[What the task requires] Retype exactly the lines from the line with "Convert this screenshot" to the end of the data, keeping both boundary lines.

[Collected data entries]
[start]
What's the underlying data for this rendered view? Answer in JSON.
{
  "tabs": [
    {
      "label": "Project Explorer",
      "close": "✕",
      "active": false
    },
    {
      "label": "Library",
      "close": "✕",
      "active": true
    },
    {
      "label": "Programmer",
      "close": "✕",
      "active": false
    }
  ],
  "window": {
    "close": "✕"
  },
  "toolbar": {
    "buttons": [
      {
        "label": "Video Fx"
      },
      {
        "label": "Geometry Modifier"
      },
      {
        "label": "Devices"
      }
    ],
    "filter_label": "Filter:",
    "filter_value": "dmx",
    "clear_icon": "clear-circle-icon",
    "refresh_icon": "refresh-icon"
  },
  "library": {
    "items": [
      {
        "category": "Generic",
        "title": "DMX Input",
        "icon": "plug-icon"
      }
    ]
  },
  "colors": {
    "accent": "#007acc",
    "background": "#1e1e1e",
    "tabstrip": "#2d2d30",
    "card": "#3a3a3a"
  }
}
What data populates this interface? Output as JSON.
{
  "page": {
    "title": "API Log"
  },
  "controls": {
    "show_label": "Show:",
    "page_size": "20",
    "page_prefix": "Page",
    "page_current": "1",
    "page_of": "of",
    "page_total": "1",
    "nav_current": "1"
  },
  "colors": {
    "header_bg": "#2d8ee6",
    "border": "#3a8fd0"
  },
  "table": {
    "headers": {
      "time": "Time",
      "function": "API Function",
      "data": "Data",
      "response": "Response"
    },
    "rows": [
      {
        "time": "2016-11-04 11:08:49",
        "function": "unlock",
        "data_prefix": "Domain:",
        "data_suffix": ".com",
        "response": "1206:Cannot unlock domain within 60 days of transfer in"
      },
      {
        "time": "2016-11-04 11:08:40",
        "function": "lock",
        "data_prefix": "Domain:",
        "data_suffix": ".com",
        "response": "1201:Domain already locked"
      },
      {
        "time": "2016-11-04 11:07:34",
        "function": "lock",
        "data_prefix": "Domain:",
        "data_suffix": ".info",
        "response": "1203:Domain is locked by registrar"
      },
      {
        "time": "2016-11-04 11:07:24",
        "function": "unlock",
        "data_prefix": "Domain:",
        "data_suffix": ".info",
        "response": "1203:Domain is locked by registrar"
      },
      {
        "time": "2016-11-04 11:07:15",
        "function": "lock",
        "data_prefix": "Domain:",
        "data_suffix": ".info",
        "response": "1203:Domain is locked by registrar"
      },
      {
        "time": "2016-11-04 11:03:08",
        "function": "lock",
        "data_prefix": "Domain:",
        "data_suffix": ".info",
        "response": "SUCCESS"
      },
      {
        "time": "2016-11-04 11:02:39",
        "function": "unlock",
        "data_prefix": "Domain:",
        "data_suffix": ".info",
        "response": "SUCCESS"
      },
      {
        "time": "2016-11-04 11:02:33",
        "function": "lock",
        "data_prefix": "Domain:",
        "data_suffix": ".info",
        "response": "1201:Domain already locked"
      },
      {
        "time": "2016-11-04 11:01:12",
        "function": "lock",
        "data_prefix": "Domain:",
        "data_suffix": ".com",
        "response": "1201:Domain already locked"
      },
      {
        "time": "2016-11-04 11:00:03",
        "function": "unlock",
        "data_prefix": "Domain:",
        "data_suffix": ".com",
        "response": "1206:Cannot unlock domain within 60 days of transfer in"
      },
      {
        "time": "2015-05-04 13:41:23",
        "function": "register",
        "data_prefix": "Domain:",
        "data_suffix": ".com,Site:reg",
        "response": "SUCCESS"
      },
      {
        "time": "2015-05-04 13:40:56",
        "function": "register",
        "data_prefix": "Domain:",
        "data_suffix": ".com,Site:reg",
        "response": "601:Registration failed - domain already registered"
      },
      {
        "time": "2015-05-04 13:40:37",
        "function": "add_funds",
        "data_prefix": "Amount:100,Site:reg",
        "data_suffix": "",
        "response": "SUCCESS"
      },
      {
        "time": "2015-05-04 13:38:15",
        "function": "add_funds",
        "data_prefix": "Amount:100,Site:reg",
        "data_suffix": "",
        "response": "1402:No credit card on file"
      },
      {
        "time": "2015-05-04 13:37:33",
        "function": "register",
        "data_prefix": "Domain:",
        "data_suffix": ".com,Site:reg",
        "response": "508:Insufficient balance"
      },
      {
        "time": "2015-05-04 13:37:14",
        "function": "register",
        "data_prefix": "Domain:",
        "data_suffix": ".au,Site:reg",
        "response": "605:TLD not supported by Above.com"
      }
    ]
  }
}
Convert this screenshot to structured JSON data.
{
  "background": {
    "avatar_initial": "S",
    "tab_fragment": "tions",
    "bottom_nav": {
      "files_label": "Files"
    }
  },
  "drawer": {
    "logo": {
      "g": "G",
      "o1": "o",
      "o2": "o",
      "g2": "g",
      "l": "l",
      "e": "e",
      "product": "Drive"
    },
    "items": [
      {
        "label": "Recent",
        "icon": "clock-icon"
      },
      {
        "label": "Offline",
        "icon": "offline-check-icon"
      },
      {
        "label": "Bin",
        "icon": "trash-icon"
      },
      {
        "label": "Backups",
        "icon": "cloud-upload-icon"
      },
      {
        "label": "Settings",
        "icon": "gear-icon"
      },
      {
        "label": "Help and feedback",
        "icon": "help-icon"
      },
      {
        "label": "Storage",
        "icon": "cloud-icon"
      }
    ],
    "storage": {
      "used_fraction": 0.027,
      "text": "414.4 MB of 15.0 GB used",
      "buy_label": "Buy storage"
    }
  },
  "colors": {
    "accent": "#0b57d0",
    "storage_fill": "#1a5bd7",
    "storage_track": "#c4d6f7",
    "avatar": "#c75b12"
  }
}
[end]
[Written solution]
Convert this screenshot to structured JSON data.
{
  "background": {
    "avatar_initial": "S",
    "tab_fragment": "tions",
    "bottom_nav": {
      "files_label": "Files"
    }
  },
  "drawer": {
    "logo": {
      "g": "G",
      "o1": "o",
      "o2": "o",
      "g2": "g",
      "l": "l",
      "e": "e",
      "product": "Drive"
    },
    "items": [
      {
        "label": "Recent",
        "icon": "clock-icon"
      },
      {
        "label": "Offline",
        "icon": "offline-check-icon"
      },
      {
        "label": "Bin",
        "icon": "trash-icon"
      },
      {
        "label": "Backups",
        "icon": "cloud-upload-icon"
      },
      {
        "label": "Settings",
        "icon": "gear-icon"
      },
      {
        "label": "Help and feedback",
        "icon": "help-icon"
      },
      {
        "label": "Storage",
        "icon": "cloud-icon"
      }
    ],
    "storage": {
      "used_fraction": 0.027,
      "text": "414.4 MB of 15.0 GB used",
      "buy_label": "Buy storage"
    }
  },
  "colors": {
    "accent": "#0b57d0",
    "storage_fill": "#1a5bd7",
    "storage_track": "#c4d6f7",
    "avatar": "#c75b12"
  }
}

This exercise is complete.